What to do ::
Pull out each line below that contains the string "depth" and copy it whole.

Excerpted data ::
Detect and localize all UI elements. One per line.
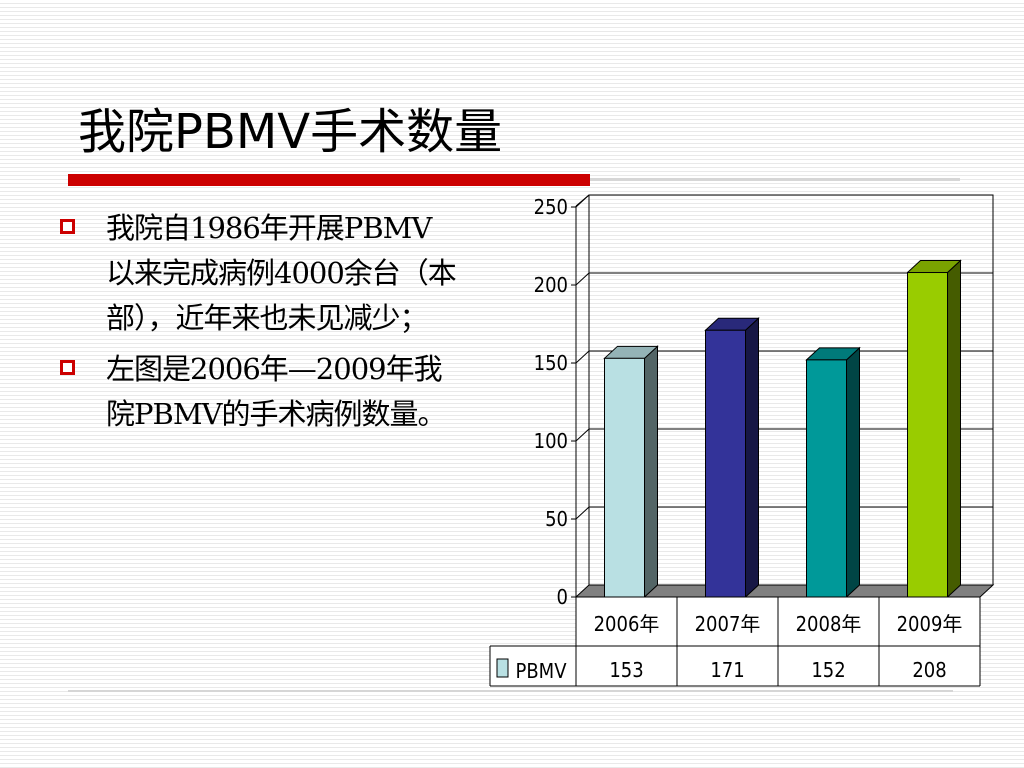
category-label: 2006年 [594, 612, 660, 636]
gridline-depth [575, 428, 590, 442]
bar [705, 329, 746, 598]
bar [907, 272, 948, 598]
legend-swatch [496, 658, 509, 678]
y-tick-label: 150 [534, 351, 568, 375]
bar [806, 359, 847, 598]
gridline-depth [575, 350, 590, 364]
data-label: 208 [912, 658, 946, 682]
y-tick-label: 200 [534, 273, 568, 297]
data-label: 152 [811, 658, 845, 682]
legend-series-name: PBMV [515, 659, 567, 683]
gridline-depth [575, 506, 590, 520]
bar-side [745, 317, 759, 599]
y-tick-label: 0 [557, 585, 568, 609]
bullet-text: 我院自1986年开展PBMV以来完成病例4000余台（本部），近年来也未见减少； [106, 211, 457, 335]
bottom-rule [68, 690, 953, 692]
bullet-item: 我院自1986年开展PBMV以来完成病例4000余台（本部），近年来也未见减少； [58, 206, 458, 341]
square-bullet-icon [60, 219, 75, 234]
bullet-item: 左图是2006年—2009年我院PBMV的手术病例数量。 [58, 347, 458, 437]
category-label: 2009年 [897, 612, 963, 636]
title-rule-grey [590, 178, 960, 181]
page-title: 我院PBMV手术数量 [78, 104, 503, 160]
bar [604, 357, 645, 598]
bar-side [644, 345, 658, 599]
bullet-text: 左图是2006年—2009年我院PBMV的手术病例数量。 [106, 352, 446, 431]
y-tick-label: 250 [534, 195, 568, 219]
bar-side [846, 346, 860, 599]
bullet-list: 我院自1986年开展PBMV以来完成病例4000余台（本部），近年来也未见减少；… [58, 206, 458, 443]
gridline-depth [575, 272, 590, 286]
data-label: 171 [710, 658, 744, 682]
title-rule-red [68, 174, 590, 186]
bar-side [947, 259, 961, 599]
y-tick-label: 100 [534, 429, 568, 453]
category-label: 2007年 [695, 612, 761, 636]
category-label: 2008年 [796, 612, 862, 636]
y-tick-label: 50 [545, 507, 568, 531]
square-bullet-icon [60, 360, 75, 375]
y-axis-depth [575, 194, 590, 207]
data-label: 153 [609, 658, 643, 682]
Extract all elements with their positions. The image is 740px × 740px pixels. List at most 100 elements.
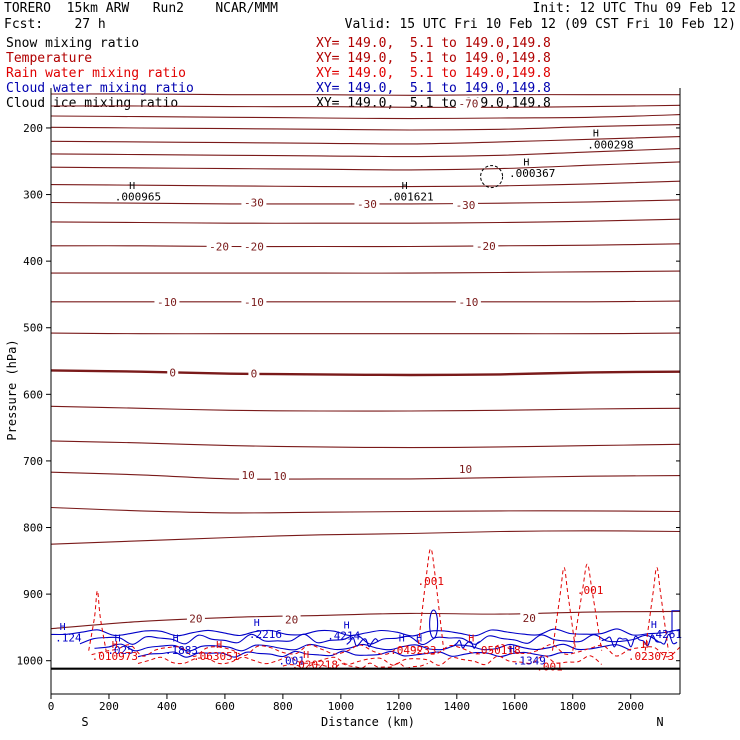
isotherm-15 bbox=[50, 405, 681, 412]
high-marker-3: H bbox=[593, 129, 599, 140]
cloud-water-max-0: .124 bbox=[55, 631, 82, 644]
cloud-water-max-7: .4261 bbox=[649, 628, 682, 641]
isotherm-label-bg-8 bbox=[241, 295, 267, 308]
ice-contour-cell bbox=[480, 165, 504, 189]
cloud-water-cell bbox=[429, 609, 439, 639]
ice-max-1: .001621 bbox=[387, 191, 433, 204]
isotherm-5 bbox=[50, 148, 681, 158]
x-tick-label-5: 1000 bbox=[328, 700, 355, 713]
y-tick-label-6: 800 bbox=[23, 522, 43, 535]
rain-contour-0 bbox=[91, 643, 681, 658]
ice-max-3: .000298 bbox=[587, 139, 633, 152]
isotherm-11 bbox=[51, 270, 681, 274]
isotherm-19 bbox=[50, 530, 681, 545]
rain-cell-2 bbox=[552, 566, 577, 651]
cloud-water-contour-5 bbox=[450, 639, 481, 649]
high-marker-14: H bbox=[216, 640, 222, 651]
isotherm-label-bg-1 bbox=[241, 196, 267, 209]
rain-max-0: .010973 bbox=[92, 650, 138, 663]
high-marker-6: H bbox=[173, 633, 179, 644]
model-title: TORERO 15km ARW Run2 NCAR/MMM bbox=[4, 1, 278, 16]
high-marker-2: H bbox=[523, 157, 529, 168]
isotherm-label-10: 0 bbox=[169, 366, 176, 379]
isotherm-label-bg-17 bbox=[520, 612, 539, 625]
isotherm-6 bbox=[50, 161, 681, 171]
isotherm-label-0: -70 bbox=[458, 97, 478, 110]
rain-cell-4 bbox=[644, 566, 669, 651]
isotherm-label-bg-11 bbox=[248, 367, 260, 380]
isotherm-1 bbox=[50, 104, 681, 108]
isotherm-label-bg-0 bbox=[455, 97, 481, 110]
x-axis-label: Distance (km) bbox=[321, 715, 415, 729]
isotherm-label-bg-15 bbox=[186, 612, 205, 625]
cloud-water-contour-4 bbox=[346, 636, 379, 648]
legend-temperature: Temperature bbox=[6, 51, 93, 66]
ice-max-2: .000367 bbox=[509, 167, 555, 180]
legend-snow-xy: XY= 149.0, 5.1 to 149.0,149.8 bbox=[316, 36, 551, 51]
cloud-water-edge bbox=[671, 610, 680, 635]
isotherm-label-14: 10 bbox=[459, 463, 472, 476]
isotherm-10 bbox=[50, 243, 681, 248]
isotherm-4 bbox=[50, 136, 681, 145]
ice-max-0: .000965 bbox=[115, 191, 161, 204]
rain-cell-0 bbox=[88, 590, 107, 651]
isotherm-label-bg-2 bbox=[354, 197, 380, 210]
isotherm-label-bg-12 bbox=[239, 468, 258, 481]
y-tick-label-8: 1000 bbox=[17, 655, 44, 668]
isotherm-label-13: 10 bbox=[273, 470, 286, 483]
isotherm-label-9: -10 bbox=[458, 296, 478, 309]
forecast-hour: Fcst: 27 h bbox=[4, 17, 106, 32]
isotherm-label-2: -30 bbox=[357, 198, 377, 211]
legend-rain-xy: XY= 149.0, 5.1 to 149.0,149.8 bbox=[316, 66, 551, 81]
x-tick-label-7: 1400 bbox=[444, 700, 471, 713]
x-tick-label-10: 2000 bbox=[617, 700, 644, 713]
cloud-water-max-6: .1349 bbox=[513, 655, 546, 668]
isotherm-17 bbox=[50, 471, 681, 480]
y-tick-label-7: 900 bbox=[23, 588, 43, 601]
isotherm-label-bg-9 bbox=[455, 295, 481, 308]
isotherm-label-8: -10 bbox=[244, 296, 264, 309]
high-marker-16: H bbox=[468, 633, 474, 644]
high-marker-1: H bbox=[402, 181, 408, 192]
legend-cloud-water: Cloud water mixing ratio bbox=[6, 81, 194, 96]
isotherm-13 bbox=[50, 332, 681, 335]
isotherm-label-1: -30 bbox=[244, 197, 264, 210]
temperature-contours bbox=[50, 93, 681, 630]
y-tick-label-5: 700 bbox=[23, 455, 43, 468]
isotherm-label-4: -20 bbox=[209, 240, 229, 253]
x-tick-label-0: 0 bbox=[48, 700, 55, 713]
high-marker-11: H bbox=[509, 645, 515, 656]
x-tick-label-8: 1600 bbox=[502, 700, 529, 713]
x-end-label-south: S bbox=[81, 715, 88, 729]
isotherm-label-bg-4 bbox=[206, 240, 232, 253]
high-marker-8: H bbox=[344, 621, 350, 632]
rain-max-4: .050118 bbox=[474, 644, 520, 657]
isotherm-label-7: -10 bbox=[157, 296, 177, 309]
isotherm-18 bbox=[50, 506, 681, 514]
x-tick-label-9: 1800 bbox=[560, 700, 587, 713]
isotherm-14 bbox=[50, 369, 681, 377]
isotherm-7 bbox=[50, 180, 681, 188]
isotherm-9 bbox=[50, 218, 681, 224]
isotherm-label-bg-14 bbox=[456, 462, 475, 475]
rain-cell-3 bbox=[572, 563, 603, 651]
x-tick-label-4: 800 bbox=[273, 700, 293, 713]
high-marker-13: H bbox=[112, 640, 118, 651]
legend-ice: Cloud ice mixing ratio bbox=[6, 96, 179, 111]
isotherm-label-bg-7 bbox=[154, 295, 180, 308]
valid-time: Valid: 15 UTC Fri 10 Feb 12 (09 CST Fri … bbox=[344, 17, 736, 32]
isotherm-20 bbox=[50, 610, 681, 630]
high-marker-17: H bbox=[642, 640, 648, 651]
high-marker-0: H bbox=[129, 181, 135, 192]
legend-rain: Rain water mixing ratio bbox=[6, 66, 187, 81]
init-time: Init: 12 UTC Thu 09 Feb 12 bbox=[532, 1, 737, 16]
cloud-water-contour-1 bbox=[79, 633, 660, 646]
cloud-water-max-4: .001 bbox=[278, 655, 305, 668]
high-marker-12: H bbox=[651, 620, 657, 631]
high-marker-4: H bbox=[60, 622, 66, 633]
isotherm-label-6: -20 bbox=[476, 240, 496, 253]
cloud-water-contour-6 bbox=[601, 633, 678, 648]
isotherm-label-bg-10 bbox=[167, 366, 179, 379]
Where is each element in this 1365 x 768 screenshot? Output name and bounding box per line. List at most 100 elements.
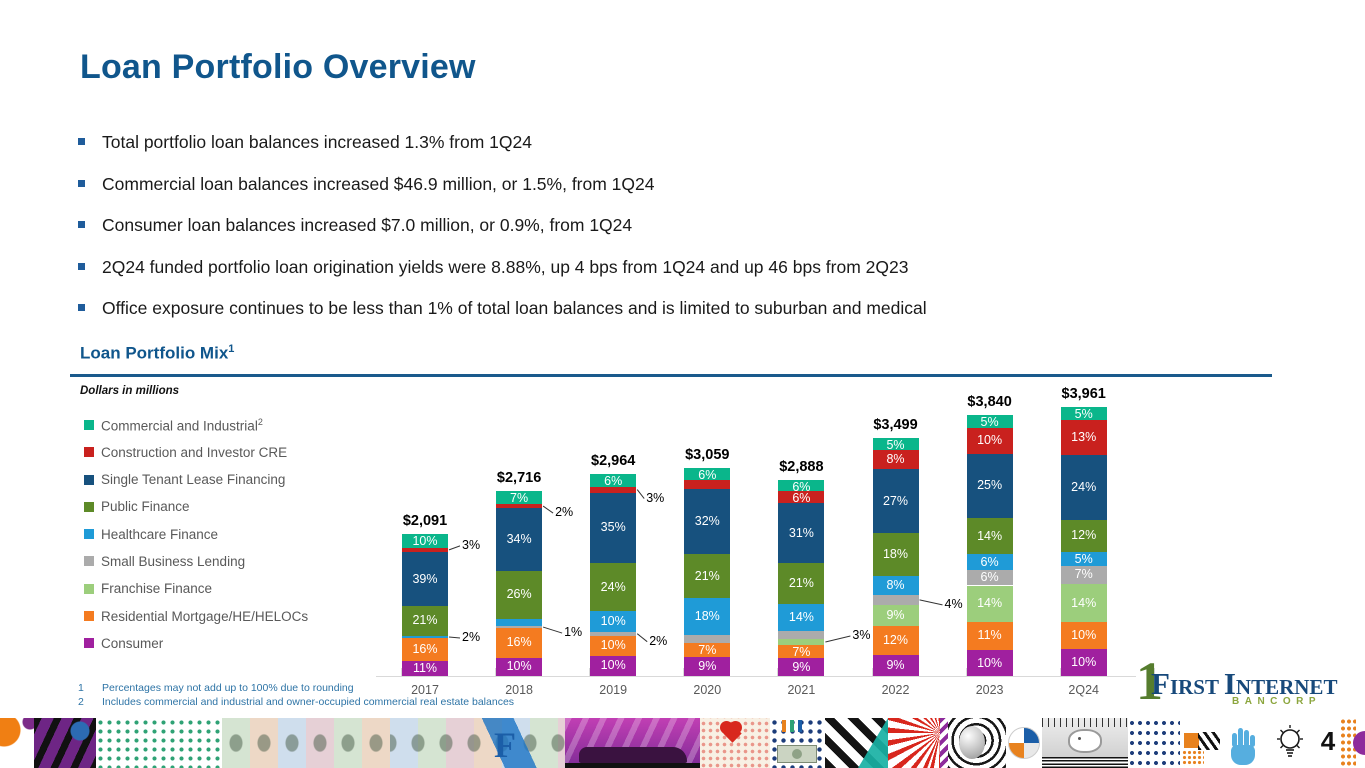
first-internet-bancorp-logo: 1 FIRST INTERNET BANCORP xyxy=(1136,654,1356,714)
footer-art-diagonal-stripes xyxy=(825,718,888,768)
legend-swatch-icon xyxy=(84,474,94,485)
bar-segment: 10% xyxy=(496,657,543,676)
footer-letter-glyph: F xyxy=(494,725,516,765)
train-icon xyxy=(579,747,687,763)
stacked-bar-2022: 5% 8% 27% 18% 8% 9% 12% 9% xyxy=(872,438,919,676)
bar-segment-label: 14% xyxy=(977,528,1003,543)
legend-swatch-icon xyxy=(84,501,94,512)
hand-icon xyxy=(1231,745,1255,765)
legend-swatch-icon xyxy=(84,529,94,540)
bar-segment: 24% xyxy=(590,563,637,612)
bar-segment-label: 8% xyxy=(886,451,905,466)
bar-segment: 9% xyxy=(778,658,825,676)
bar-segment-label: 9% xyxy=(792,659,811,674)
bar-segment xyxy=(496,504,543,508)
section-heading-text: Loan Portfolio Mix xyxy=(80,343,229,363)
bar-segment: 6% xyxy=(590,474,637,487)
bar-segment-label: 11% xyxy=(412,660,438,675)
x-axis-tick xyxy=(871,668,873,676)
bar-segment-label: 21% xyxy=(694,568,720,583)
bar-segment: 7% xyxy=(684,643,731,658)
legend-label: Residential Mortgage/HE/HELOCs xyxy=(101,608,309,624)
bar-segment-label: 14% xyxy=(788,610,814,625)
dollar-bill-icon xyxy=(777,745,817,763)
footer-collage: F xyxy=(0,718,1365,768)
bar-segment-label: 32% xyxy=(694,514,720,529)
footnote-line: 2 Includes commercial and industrial and … xyxy=(78,696,514,710)
legend-swatch-icon xyxy=(84,420,94,430)
x-axis-label: 2019 xyxy=(599,683,628,697)
bar-segment: 6% xyxy=(778,491,825,503)
bar-segment-label: 10% xyxy=(506,659,532,674)
bar-segment: 10% xyxy=(590,655,637,676)
bar-segment-label: 5% xyxy=(980,414,999,428)
legend-label: Franchise Finance xyxy=(101,581,213,597)
bar-segment: 5% xyxy=(966,414,1013,428)
bar-segment-label: 11% xyxy=(977,628,1002,643)
bar-segment: 9% xyxy=(684,657,731,676)
x-axis-tick xyxy=(495,668,497,676)
bar-segment-label: 10% xyxy=(600,638,626,653)
stacked-bar-2Q24: 5% 13% 24% 12% 5% 7% 14% 10% 10% xyxy=(1060,406,1107,676)
footer-art-orange-corner xyxy=(0,718,34,768)
bar-segment-label: 6% xyxy=(980,554,999,569)
footnotes: 1 Percentages may not add up to 100% due … xyxy=(78,682,514,709)
bullet-item: 2Q24 funded portfolio loan origination y… xyxy=(78,256,1278,278)
bar-segment: 14% xyxy=(1060,584,1107,623)
legend-item: Public Finance xyxy=(84,499,308,514)
loan-portfolio-mix-chart: Dollars in millions Commercial and Indus… xyxy=(70,380,1320,715)
stacked-bar-2023: 5% 10% 25% 14% 6% 6% 14% 11% 10% xyxy=(966,414,1013,676)
bar-segment: 10% xyxy=(1060,649,1107,676)
bar-segment-label: 13% xyxy=(1071,430,1097,445)
bar-total-label: $3,499 xyxy=(873,417,918,434)
stacked-bar-2017: 10% 39% 21% 16% 11% xyxy=(402,533,448,676)
bar-segment-label: 7% xyxy=(510,491,529,505)
bar-segment-label: 8% xyxy=(886,578,905,593)
callout-label: 2% xyxy=(555,505,574,520)
footnote-number: 1 xyxy=(78,682,84,694)
bar-segment: 21% xyxy=(402,606,448,636)
bar-segment: 10% xyxy=(1060,622,1107,650)
stacked-bar-2021: 6% 6% 31% 21% 14% 7% 9% xyxy=(778,479,825,676)
bar-segment-label: 24% xyxy=(600,579,626,594)
footer-art-dollar-bills-2: F xyxy=(390,718,565,768)
legend-label: Small Business Lending xyxy=(101,553,246,569)
bullet-text: Commercial loan balances increased $46.9… xyxy=(102,173,655,194)
legend-label: Commercial and Industrial2 xyxy=(101,416,263,434)
footer-art-green-dot-grid xyxy=(96,718,222,768)
bar-segment-label: 14% xyxy=(977,596,1003,611)
bar-segment: 6% xyxy=(966,569,1013,586)
stacked-bar-2020: 6% 32% 21% 18% 7% 9% xyxy=(684,467,731,676)
footer-art-purple-arrows xyxy=(34,718,96,768)
bar-segment: 39% xyxy=(402,551,448,607)
callout-label: 4% xyxy=(944,596,963,611)
bullet-item: Total portfolio loan balances increased … xyxy=(78,131,1278,153)
x-axis-tick xyxy=(965,668,967,676)
bar-segment: 25% xyxy=(966,453,1013,519)
x-axis-label: 2017 xyxy=(411,683,439,697)
bar-segment: 21% xyxy=(778,563,825,605)
footer-art-dollar-bills xyxy=(222,718,390,768)
bar-segment-label: 10% xyxy=(412,533,438,548)
chart-plot-area: 10% 39% 21% 16% 11% $2,091 2017 7% 34% 26% 16% 10% $… xyxy=(70,380,1320,715)
bar-segment-label: 34% xyxy=(506,531,532,546)
bar-segment: 11% xyxy=(402,660,448,676)
bar-segment-label: 18% xyxy=(882,547,909,562)
footer-art-lightbulb xyxy=(1262,718,1316,768)
legend-label: Construction and Investor CRE xyxy=(101,444,288,460)
bar-segment-label: 9% xyxy=(886,657,905,672)
stacked-bar-2018: 7% 34% 26% 16% 10% xyxy=(496,491,543,676)
logo-bancorp-text: BANCORP xyxy=(1232,696,1322,707)
bar-segment-label: 24% xyxy=(1071,479,1097,494)
bar-segment: 10% xyxy=(402,533,448,548)
legend-item: Residential Mortgage/HE/HELOCs xyxy=(84,608,309,624)
bar-segment-label: 9% xyxy=(698,659,717,674)
bullet-square-icon xyxy=(78,262,85,270)
x-axis-tick xyxy=(401,668,402,676)
legend-item: Construction and Investor CRE xyxy=(84,444,308,460)
bar-segment-label: 10% xyxy=(600,658,626,673)
bar-segment: 7% xyxy=(496,491,543,505)
bullet-item: Office exposure continues to be less tha… xyxy=(78,297,1278,319)
bar-segment xyxy=(590,486,637,493)
bar-segment: 16% xyxy=(496,627,543,658)
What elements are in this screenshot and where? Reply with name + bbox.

Expected answer ::
gridline-depth [575, 428, 590, 442]
gridline-depth [575, 350, 590, 364]
gridline-depth [575, 506, 590, 520]
gridline-depth [575, 272, 590, 286]
y-axis-depth [575, 194, 590, 207]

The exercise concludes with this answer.